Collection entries

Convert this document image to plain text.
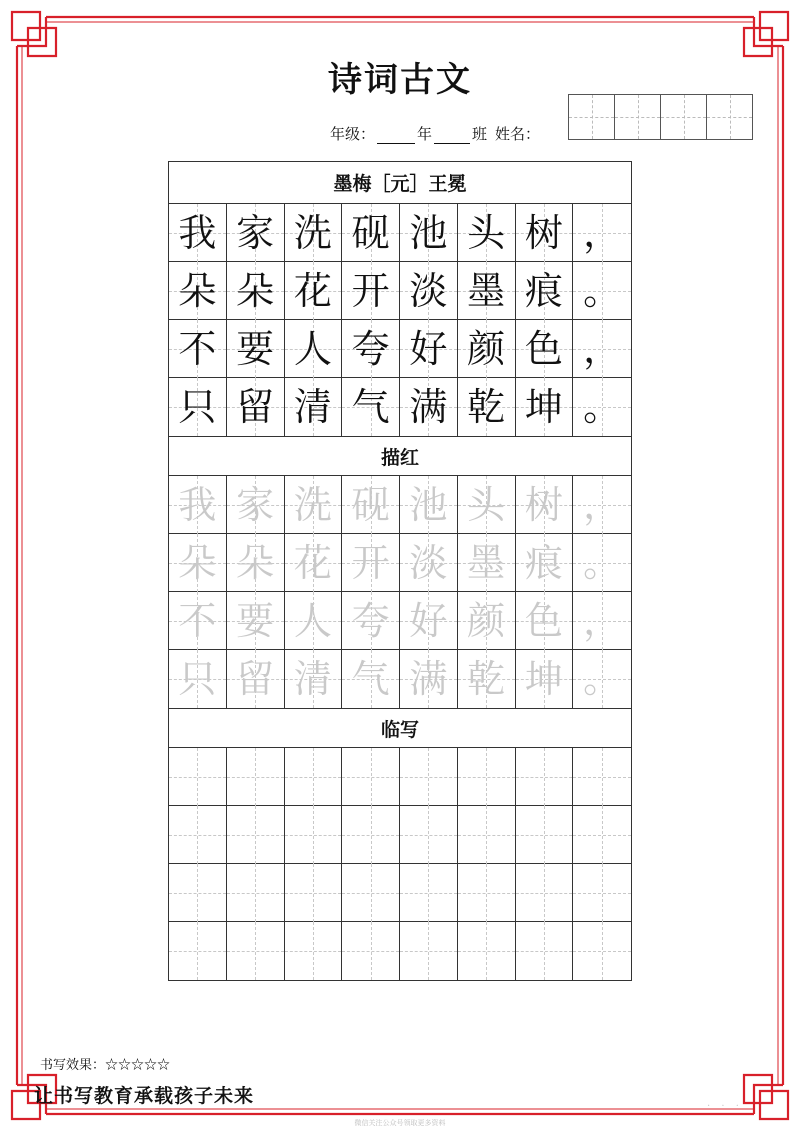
诗词古文
年级：	年	班 姓名：
墨梅［元］王冕
我 家 洗 砚 池 头 树 ，
朵 朵 花 开 淡 墨 痕 。
不 要 人 夸 好 颜 色 ，
只 留 清 气 满 乾 坤 。
描红
我 家 洗 砚 池 头 树 ，
朵 朵 花 开 淡 墨 痕 。
不 要 人 夸 好 颜 色 ，
只 留 清 气 满 乾 坤 。
临写
书写效果：☆☆☆☆☆
让书写教育承载孩子未来	· · ·
微信关注公众号领取更多资料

» The request:
Reproduce all the entries that precede this task, word for word, minus any pictures.

» Result of this task:
Convert this document image to plain text.
诗词古文
年级：	年	班 姓名：
墨梅［元］王冕
我 家 洗 砚 池 头 树 ，
朵 朵 花 开 淡 墨 痕 。
不 要 人 夸 好 颜 色 ，
只 留 清 气 满 乾 坤 。
描红
我 家 洗 砚 池 头 树 ，
朵 朵 花 开 淡 墨 痕 。
不 要 人 夸 好 颜 色 ，
只 留 清 气 满 乾 坤 。
临写
书写效果：☆☆☆☆☆
让书写教育承载孩子未来	· · ·
微信关注公众号领取更多资料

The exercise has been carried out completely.